**What to work on**: Collect all lines below with the string "title".

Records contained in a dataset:
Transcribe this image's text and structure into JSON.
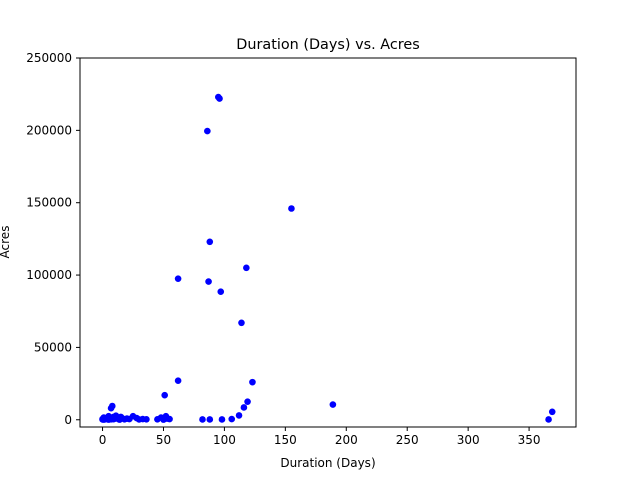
{
  "chart_data": {
    "type": "scatter",
    "title": "Duration (Days) vs. Acres",
    "xlabel": "Duration (Days)",
    "ylabel": "Acres",
    "xlim": [
      -18.5,
      388.5
    ],
    "ylim": [
      -5000,
      250000
    ],
    "xticks": [
      0,
      50,
      100,
      150,
      200,
      250,
      300,
      350
    ],
    "yticks": [
      0,
      50000,
      100000,
      150000,
      200000,
      250000
    ],
    "xtick_labels": [
      "0",
      "50",
      "100",
      "150",
      "200",
      "250",
      "300",
      "350"
    ],
    "ytick_labels": [
      "0",
      "50000",
      "100000",
      "150000",
      "200000",
      "250000"
    ],
    "grid": false,
    "legend": false,
    "marker_color": "#0000ff",
    "points": [
      [
        95,
        223000
      ],
      [
        96,
        222000
      ],
      [
        86,
        199500
      ],
      [
        155,
        146000
      ],
      [
        88,
        123000
      ],
      [
        118,
        105000
      ],
      [
        62,
        97500
      ],
      [
        87,
        95500
      ],
      [
        97,
        88500
      ],
      [
        114,
        67000
      ],
      [
        62,
        27000
      ],
      [
        123,
        26000
      ],
      [
        51,
        17000
      ],
      [
        119,
        12500
      ],
      [
        189,
        10500
      ],
      [
        116,
        8500
      ],
      [
        369,
        5500
      ],
      [
        112,
        3000
      ],
      [
        106,
        500
      ],
      [
        98,
        200
      ],
      [
        88,
        200
      ],
      [
        82,
        200
      ],
      [
        366,
        200
      ],
      [
        55,
        500
      ],
      [
        52,
        2500
      ],
      [
        48,
        1500
      ],
      [
        45,
        300
      ],
      [
        36,
        300
      ],
      [
        33,
        500
      ],
      [
        28,
        1200
      ],
      [
        25,
        2500
      ],
      [
        20,
        800
      ],
      [
        18,
        300
      ],
      [
        16,
        1200
      ],
      [
        15,
        2000
      ],
      [
        13,
        500
      ],
      [
        12,
        1500
      ],
      [
        11,
        2800
      ],
      [
        10,
        800
      ],
      [
        9,
        2000
      ],
      [
        8,
        9500
      ],
      [
        7,
        8000
      ],
      [
        7,
        300
      ],
      [
        6,
        1500
      ],
      [
        5,
        2500
      ],
      [
        4,
        500
      ],
      [
        3,
        1200
      ],
      [
        2,
        300
      ],
      [
        1,
        1500
      ],
      [
        0,
        500
      ],
      [
        0,
        200
      ],
      [
        1,
        100
      ],
      [
        3,
        800
      ],
      [
        5,
        100
      ],
      [
        9,
        400
      ],
      [
        14,
        100
      ],
      [
        22,
        500
      ],
      [
        30,
        200
      ],
      [
        50,
        100
      ],
      [
        53,
        800
      ]
    ]
  }
}
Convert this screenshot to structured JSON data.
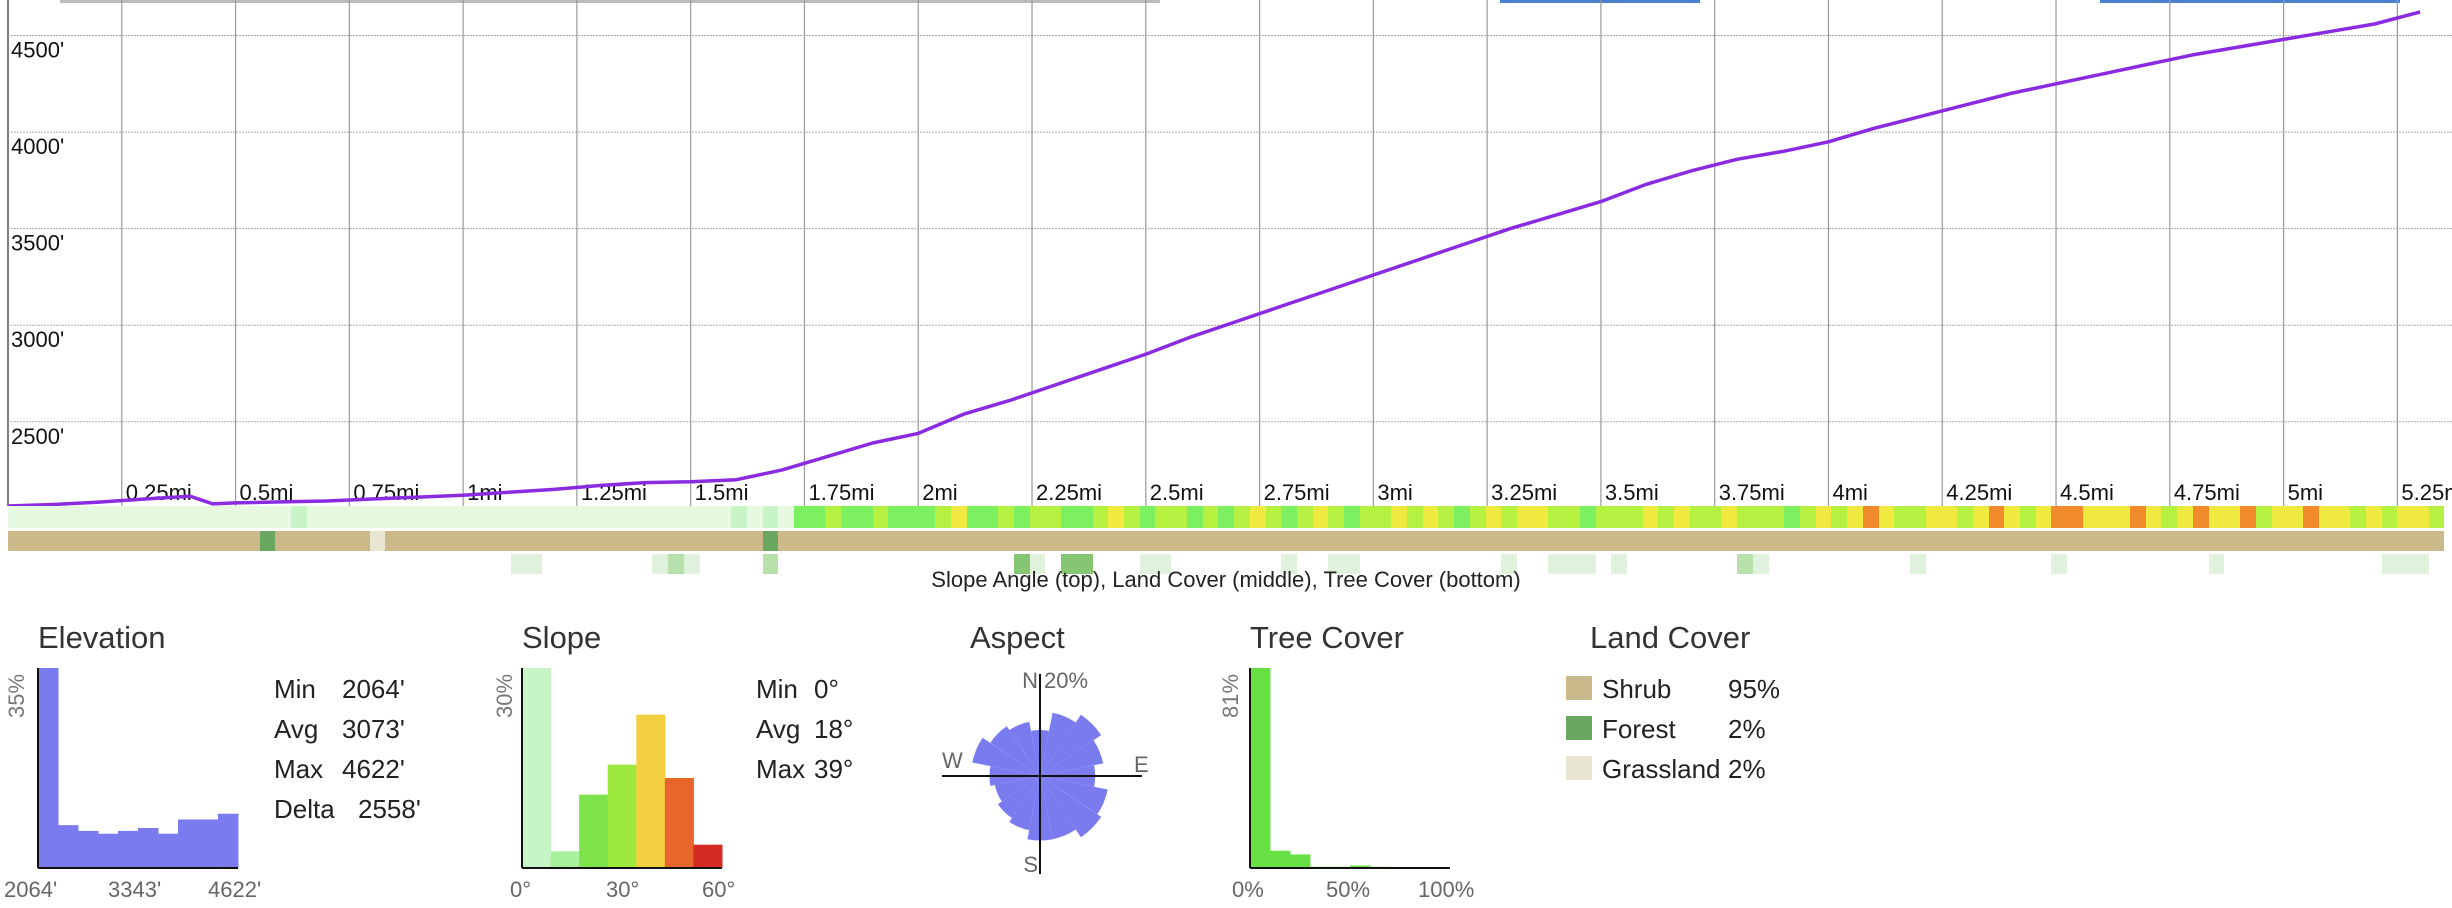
{
  "chart_data": [
    {
      "type": "line",
      "series": [
        {
          "x": [
            0,
            0.1,
            0.2,
            0.3,
            0.4,
            0.45,
            0.5,
            0.6,
            0.7,
            0.8,
            0.9,
            1.0,
            1.1,
            1.2,
            1.3,
            1.4,
            1.5,
            1.6,
            1.7,
            1.8,
            1.9,
            2.0,
            2.1,
            2.2,
            2.3,
            2.4,
            2.5,
            2.6,
            2.7,
            2.8,
            2.9,
            3.0,
            3.1,
            3.2,
            3.3,
            3.4,
            3.5,
            3.6,
            3.7,
            3.8,
            3.9,
            4.0,
            4.1,
            4.2,
            4.3,
            4.4,
            4.5,
            4.6,
            4.7,
            4.8,
            4.9,
            5.0,
            5.1,
            5.2,
            5.3
          ],
          "values": [
            2064,
            2072,
            2084,
            2100,
            2115,
            2075,
            2080,
            2085,
            2090,
            2100,
            2110,
            2120,
            2135,
            2150,
            2170,
            2185,
            2190,
            2200,
            2250,
            2320,
            2390,
            2440,
            2540,
            2610,
            2690,
            2770,
            2850,
            2940,
            3020,
            3100,
            3180,
            3260,
            3340,
            3420,
            3500,
            3570,
            3640,
            3730,
            3800,
            3860,
            3900,
            3950,
            4020,
            4080,
            4140,
            4200,
            4250,
            4300,
            4350,
            4400,
            4440,
            4480,
            4520,
            4560,
            4622
          ]
        }
      ],
      "y_ticks": [
        "2500'",
        "3000'",
        "3500'",
        "4000'",
        "4500'"
      ],
      "x_ticks": [
        "0.25mi",
        "0.5mi",
        "0.75mi",
        "1mi",
        "1.25mi",
        "1.5mi",
        "1.75mi",
        "2mi",
        "2.25mi",
        "2.5mi",
        "2.75mi",
        "3mi",
        "3.25mi",
        "3.5mi",
        "3.75mi",
        "4mi",
        "4.25mi",
        "4.5mi",
        "4.75mi",
        "5mi",
        "5.25mi"
      ],
      "ylim": [
        2064,
        4622
      ],
      "xlim": [
        0,
        5.37
      ],
      "grid": true,
      "line_color": "#8a2be2"
    },
    {
      "type": "bar",
      "title": "Elevation",
      "ylabel": "35%",
      "values": [
        35,
        7.5,
        6.5,
        6,
        6.5,
        7,
        6,
        8.5,
        8.5,
        9.5
      ],
      "x_ticks": [
        "2064'",
        "3343'",
        "4622'"
      ],
      "stats": [
        [
          "Min",
          "2064'"
        ],
        [
          "Avg",
          "3073'"
        ],
        [
          "Max",
          "4622'"
        ],
        [
          "Delta",
          "2558'"
        ]
      ],
      "color": "#7b7bf0"
    },
    {
      "type": "bar",
      "title": "Slope",
      "ylabel": "30%",
      "values": [
        30,
        2.5,
        11,
        15.5,
        23,
        13.5,
        3.5
      ],
      "colors": [
        "#c8f5c8",
        "#a8f09c",
        "#7ee24a",
        "#9ce83c",
        "#f3d040",
        "#e8662a",
        "#d42a22"
      ],
      "x_ticks": [
        "0°",
        "30°",
        "60°"
      ],
      "stats": [
        [
          "Min",
          "0°"
        ],
        [
          "Avg",
          "18°"
        ],
        [
          "Max",
          "39°"
        ]
      ]
    },
    {
      "type": "rose",
      "title": "Aspect",
      "labels": {
        "n": "N",
        "e": "E",
        "s": "S",
        "w": "W",
        "max": "20%"
      },
      "values": [
        10,
        14,
        16,
        14,
        12,
        15,
        16,
        14,
        14,
        12,
        11,
        10,
        11,
        15,
        13,
        12
      ],
      "color": "#7b7bf0"
    },
    {
      "type": "bar",
      "title": "Tree Cover",
      "ylabel": "81%",
      "values": [
        81,
        7,
        5.5,
        0.5,
        0.5,
        1,
        0.5,
        0,
        0,
        0
      ],
      "x_ticks": [
        "0%",
        "50%",
        "100%"
      ],
      "color": "#67e044"
    },
    {
      "type": "table",
      "title": "Land Cover",
      "rows": [
        {
          "label": "Shrub",
          "value": "95%",
          "color": "#cbb98a"
        },
        {
          "label": "Forest",
          "value": "2%",
          "color": "#6aa760"
        },
        {
          "label": "Grassland",
          "value": "2%",
          "color": "#e8e6d2"
        }
      ]
    }
  ],
  "strip_caption": "Slope Angle (top), Land Cover (middle), Tree Cover (bottom)",
  "strips": {
    "slope": [
      0,
      0,
      0,
      0,
      0,
      0,
      0,
      0,
      0,
      0,
      0,
      0,
      0,
      0,
      0,
      0,
      0,
      0,
      1,
      0,
      0,
      0,
      0,
      0,
      0,
      0,
      0,
      0,
      0,
      0,
      0,
      0,
      0,
      0,
      0,
      0,
      0,
      0,
      0,
      0,
      0,
      0,
      0,
      0,
      0,
      0,
      1,
      0,
      1,
      0,
      2,
      2,
      3,
      2,
      2,
      3,
      2,
      2,
      2,
      3,
      4,
      2,
      2,
      3,
      2,
      3,
      3,
      2,
      2,
      3,
      4,
      3,
      2,
      3,
      3,
      2,
      3,
      2,
      3,
      4,
      3,
      2,
      3,
      4,
      3,
      2,
      3,
      3,
      4,
      3,
      4,
      3,
      2,
      3,
      4,
      3,
      4,
      4,
      3,
      3,
      2,
      3,
      3,
      3,
      4,
      3,
      4,
      3,
      3,
      4,
      3,
      3,
      3,
      2,
      3,
      4,
      3,
      4,
      5,
      4,
      3,
      3,
      4,
      4,
      3,
      4,
      5,
      4,
      3,
      4,
      5,
      5,
      4,
      4,
      4,
      5,
      4,
      3,
      4,
      5,
      4,
      4,
      5,
      3,
      4,
      4,
      5,
      4,
      4,
      3,
      4,
      3,
      4,
      4,
      3
    ],
    "land": [
      0,
      0,
      0,
      0,
      0,
      0,
      0,
      0,
      0,
      0,
      0,
      0,
      0,
      0,
      0,
      0,
      1,
      0,
      0,
      0,
      0,
      0,
      0,
      2,
      0,
      0,
      0,
      0,
      0,
      0,
      0,
      0,
      0,
      0,
      0,
      0,
      0,
      0,
      0,
      0,
      0,
      0,
      0,
      0,
      0,
      0,
      0,
      0,
      1,
      0,
      0,
      0,
      0,
      0,
      0,
      0,
      0,
      0,
      0,
      0,
      0,
      0,
      0,
      0,
      0,
      0,
      0,
      0,
      0,
      0,
      0,
      0,
      0,
      0,
      0,
      0,
      0,
      0,
      0,
      0,
      0,
      0,
      0,
      0,
      0,
      0,
      0,
      0,
      0,
      0,
      0,
      0,
      0,
      0,
      0,
      0,
      0,
      0,
      0,
      0,
      0,
      0,
      0,
      0,
      0,
      0,
      0,
      0,
      0,
      0,
      0,
      0,
      0,
      0,
      0,
      0,
      0,
      0,
      0,
      0,
      0,
      0,
      0,
      0,
      0,
      0,
      0,
      0,
      0,
      0,
      0,
      0,
      0,
      0,
      0,
      0,
      0,
      0,
      0,
      0,
      0,
      0,
      0,
      0,
      0,
      0,
      0,
      0,
      0,
      0,
      0,
      0,
      0,
      0,
      0
    ],
    "tree": [
      0,
      0,
      0,
      0,
      0,
      0,
      0,
      0,
      0,
      0,
      0,
      0,
      0,
      0,
      0,
      0,
      0,
      0,
      0,
      0,
      0,
      0,
      0,
      0,
      0,
      0,
      0,
      0,
      0,
      0,
      0,
      0,
      1,
      1,
      0,
      0,
      0,
      0,
      0,
      0,
      0,
      1,
      2,
      1,
      0,
      0,
      0,
      0,
      2,
      0,
      0,
      0,
      0,
      0,
      0,
      0,
      0,
      0,
      0,
      0,
      0,
      0,
      0,
      0,
      3,
      1,
      0,
      3,
      3,
      0,
      0,
      0,
      1,
      1,
      0,
      0,
      0,
      0,
      0,
      0,
      0,
      1,
      0,
      0,
      1,
      1,
      0,
      0,
      0,
      0,
      0,
      0,
      0,
      0,
      0,
      1,
      0,
      0,
      1,
      1,
      1,
      0,
      1,
      0,
      0,
      0,
      0,
      0,
      0,
      0,
      2,
      1,
      0,
      0,
      0,
      0,
      0,
      0,
      0,
      0,
      0,
      1,
      0,
      0,
      0,
      0,
      0,
      0,
      0,
      0,
      1,
      0,
      0,
      0,
      0,
      0,
      0,
      0,
      0,
      0,
      1,
      0,
      0,
      0,
      0,
      0,
      0,
      0,
      0,
      0,
      0,
      1,
      1,
      1,
      0
    ],
    "slope_colors": [
      "#e6f8e0",
      "#c8f5c8",
      "#7cf060",
      "#b6f040",
      "#f0ea40",
      "#f08a2a",
      "#e04a22"
    ],
    "land_colors": [
      "#cbb98a",
      "#6aa760",
      "#e8e6d2"
    ],
    "tree_colors": [
      "#ffffff",
      "#e0f2dc",
      "#b7e0aa",
      "#84c672"
    ]
  }
}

**Result of the task**:
    "title": "Duration (Days) vs. Acres",
      "title": "Elevation",
      "title": "Slope",
      "title": "Aspect",
      "title": "Tree Cover",
      "title": "Land Cover",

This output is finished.